__EXERCISE__: Restate the listing that follows word for word, without its pictures.

Records about charts and figures:
----
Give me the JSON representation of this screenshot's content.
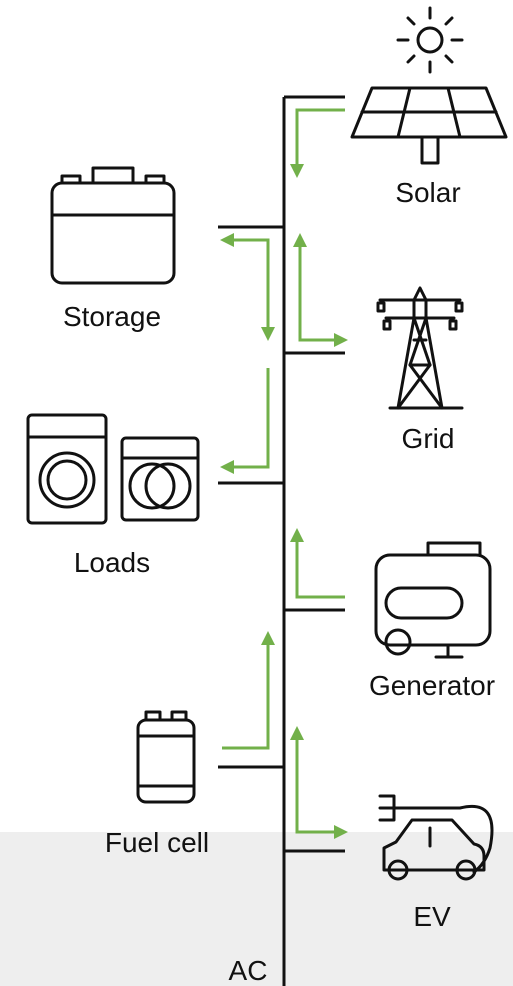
{
  "nodes": [
    {
      "label": "Solar"
    },
    {
      "label": "Storage"
    },
    {
      "label": "Grid"
    },
    {
      "label": "Loads"
    },
    {
      "label": "Generator"
    },
    {
      "label": "Fuel cell"
    },
    {
      "label": "EV"
    }
  ],
  "bus": {
    "label": "AC"
  }
}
----
__CORRECT OUTPUT__:
Give me the JSON representation of this screenshot's content.
{
  "nodes": [
    {
      "label": "Solar"
    },
    {
      "label": "Storage"
    },
    {
      "label": "Grid"
    },
    {
      "label": "Loads"
    },
    {
      "label": "Generator"
    },
    {
      "label": "Fuel cell"
    },
    {
      "label": "EV"
    }
  ],
  "bus": {
    "label": "AC"
  }
}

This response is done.